» Challenge: In how many lines does the string "subtitle" appear? Answer with the number only.

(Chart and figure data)
• • • • •
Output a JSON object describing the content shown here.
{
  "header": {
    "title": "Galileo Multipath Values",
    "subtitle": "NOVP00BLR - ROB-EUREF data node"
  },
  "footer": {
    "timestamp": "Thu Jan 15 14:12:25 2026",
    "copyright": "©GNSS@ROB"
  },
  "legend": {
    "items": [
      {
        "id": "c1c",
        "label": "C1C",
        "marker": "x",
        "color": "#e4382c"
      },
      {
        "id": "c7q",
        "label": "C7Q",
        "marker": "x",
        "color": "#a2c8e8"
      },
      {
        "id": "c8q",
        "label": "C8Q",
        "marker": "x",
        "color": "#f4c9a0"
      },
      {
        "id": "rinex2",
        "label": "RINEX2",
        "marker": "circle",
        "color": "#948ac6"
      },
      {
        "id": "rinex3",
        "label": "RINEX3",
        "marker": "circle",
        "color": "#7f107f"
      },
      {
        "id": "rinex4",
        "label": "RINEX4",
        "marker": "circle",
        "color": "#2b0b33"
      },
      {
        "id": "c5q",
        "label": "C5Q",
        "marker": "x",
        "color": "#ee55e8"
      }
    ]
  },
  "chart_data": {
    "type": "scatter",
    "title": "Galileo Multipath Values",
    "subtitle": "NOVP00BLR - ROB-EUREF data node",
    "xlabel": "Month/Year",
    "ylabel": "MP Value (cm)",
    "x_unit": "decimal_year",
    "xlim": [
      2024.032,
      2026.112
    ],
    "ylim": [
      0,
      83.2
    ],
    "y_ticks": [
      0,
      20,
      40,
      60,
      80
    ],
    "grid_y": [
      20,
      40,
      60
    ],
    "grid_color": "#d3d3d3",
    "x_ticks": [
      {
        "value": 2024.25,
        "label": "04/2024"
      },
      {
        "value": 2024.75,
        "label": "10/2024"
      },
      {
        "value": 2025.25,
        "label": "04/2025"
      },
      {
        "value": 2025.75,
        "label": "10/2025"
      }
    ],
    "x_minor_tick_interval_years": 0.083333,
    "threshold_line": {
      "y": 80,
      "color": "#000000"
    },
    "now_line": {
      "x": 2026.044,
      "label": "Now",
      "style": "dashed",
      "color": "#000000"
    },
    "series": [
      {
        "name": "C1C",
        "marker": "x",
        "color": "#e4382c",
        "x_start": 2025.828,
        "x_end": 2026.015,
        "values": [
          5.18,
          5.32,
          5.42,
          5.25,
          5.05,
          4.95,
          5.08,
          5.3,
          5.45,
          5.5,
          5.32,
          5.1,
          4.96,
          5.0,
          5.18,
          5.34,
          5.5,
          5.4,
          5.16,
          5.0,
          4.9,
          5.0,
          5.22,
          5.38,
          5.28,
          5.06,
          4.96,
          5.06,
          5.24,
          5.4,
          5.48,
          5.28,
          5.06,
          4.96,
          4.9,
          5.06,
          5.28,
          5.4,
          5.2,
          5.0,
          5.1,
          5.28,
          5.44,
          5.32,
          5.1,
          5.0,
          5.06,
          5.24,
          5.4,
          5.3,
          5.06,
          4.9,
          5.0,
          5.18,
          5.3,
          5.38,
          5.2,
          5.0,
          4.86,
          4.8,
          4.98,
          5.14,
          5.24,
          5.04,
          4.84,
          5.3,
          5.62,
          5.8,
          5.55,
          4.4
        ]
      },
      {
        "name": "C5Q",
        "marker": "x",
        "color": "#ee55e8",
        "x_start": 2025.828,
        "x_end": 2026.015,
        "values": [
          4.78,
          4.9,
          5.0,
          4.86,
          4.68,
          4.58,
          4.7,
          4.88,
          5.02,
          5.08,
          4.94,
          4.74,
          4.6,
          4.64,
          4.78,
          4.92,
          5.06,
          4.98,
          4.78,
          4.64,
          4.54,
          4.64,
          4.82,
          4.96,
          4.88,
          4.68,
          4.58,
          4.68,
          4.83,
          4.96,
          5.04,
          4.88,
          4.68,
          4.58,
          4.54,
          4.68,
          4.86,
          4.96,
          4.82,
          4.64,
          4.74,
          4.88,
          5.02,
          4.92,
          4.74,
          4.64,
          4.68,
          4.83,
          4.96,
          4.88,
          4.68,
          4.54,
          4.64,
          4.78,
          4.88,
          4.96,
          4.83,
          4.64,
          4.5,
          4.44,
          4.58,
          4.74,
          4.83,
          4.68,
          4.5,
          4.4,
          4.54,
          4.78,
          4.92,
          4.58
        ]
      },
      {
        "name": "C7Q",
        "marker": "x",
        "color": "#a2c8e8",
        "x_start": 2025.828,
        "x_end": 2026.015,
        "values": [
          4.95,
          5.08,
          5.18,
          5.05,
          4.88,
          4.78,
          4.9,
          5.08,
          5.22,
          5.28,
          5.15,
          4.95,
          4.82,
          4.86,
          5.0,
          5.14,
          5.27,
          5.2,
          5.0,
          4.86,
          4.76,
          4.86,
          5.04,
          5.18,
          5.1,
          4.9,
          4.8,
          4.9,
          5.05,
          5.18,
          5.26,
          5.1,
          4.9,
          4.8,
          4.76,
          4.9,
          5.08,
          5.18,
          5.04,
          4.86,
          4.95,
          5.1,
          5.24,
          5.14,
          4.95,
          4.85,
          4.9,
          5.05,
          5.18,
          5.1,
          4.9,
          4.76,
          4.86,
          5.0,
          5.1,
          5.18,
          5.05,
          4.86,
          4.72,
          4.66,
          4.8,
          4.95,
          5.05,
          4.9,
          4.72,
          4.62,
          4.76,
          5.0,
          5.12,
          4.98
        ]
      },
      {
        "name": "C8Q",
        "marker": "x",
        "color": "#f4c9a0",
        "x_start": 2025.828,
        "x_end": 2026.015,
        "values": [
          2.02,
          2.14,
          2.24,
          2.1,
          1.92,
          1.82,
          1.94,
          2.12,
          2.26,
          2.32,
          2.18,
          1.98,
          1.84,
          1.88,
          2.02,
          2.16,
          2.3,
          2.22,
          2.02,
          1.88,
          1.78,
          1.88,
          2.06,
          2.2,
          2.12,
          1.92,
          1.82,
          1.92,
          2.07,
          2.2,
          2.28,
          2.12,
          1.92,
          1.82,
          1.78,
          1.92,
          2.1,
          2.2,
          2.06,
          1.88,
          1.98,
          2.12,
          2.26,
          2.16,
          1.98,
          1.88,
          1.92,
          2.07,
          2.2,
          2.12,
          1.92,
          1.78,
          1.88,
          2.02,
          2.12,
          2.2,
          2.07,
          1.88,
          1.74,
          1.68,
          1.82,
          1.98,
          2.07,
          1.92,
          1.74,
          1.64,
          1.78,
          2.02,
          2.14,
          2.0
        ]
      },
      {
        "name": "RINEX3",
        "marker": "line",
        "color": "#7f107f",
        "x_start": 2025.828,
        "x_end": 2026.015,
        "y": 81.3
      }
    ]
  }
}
• • • • •
» Solution below: 2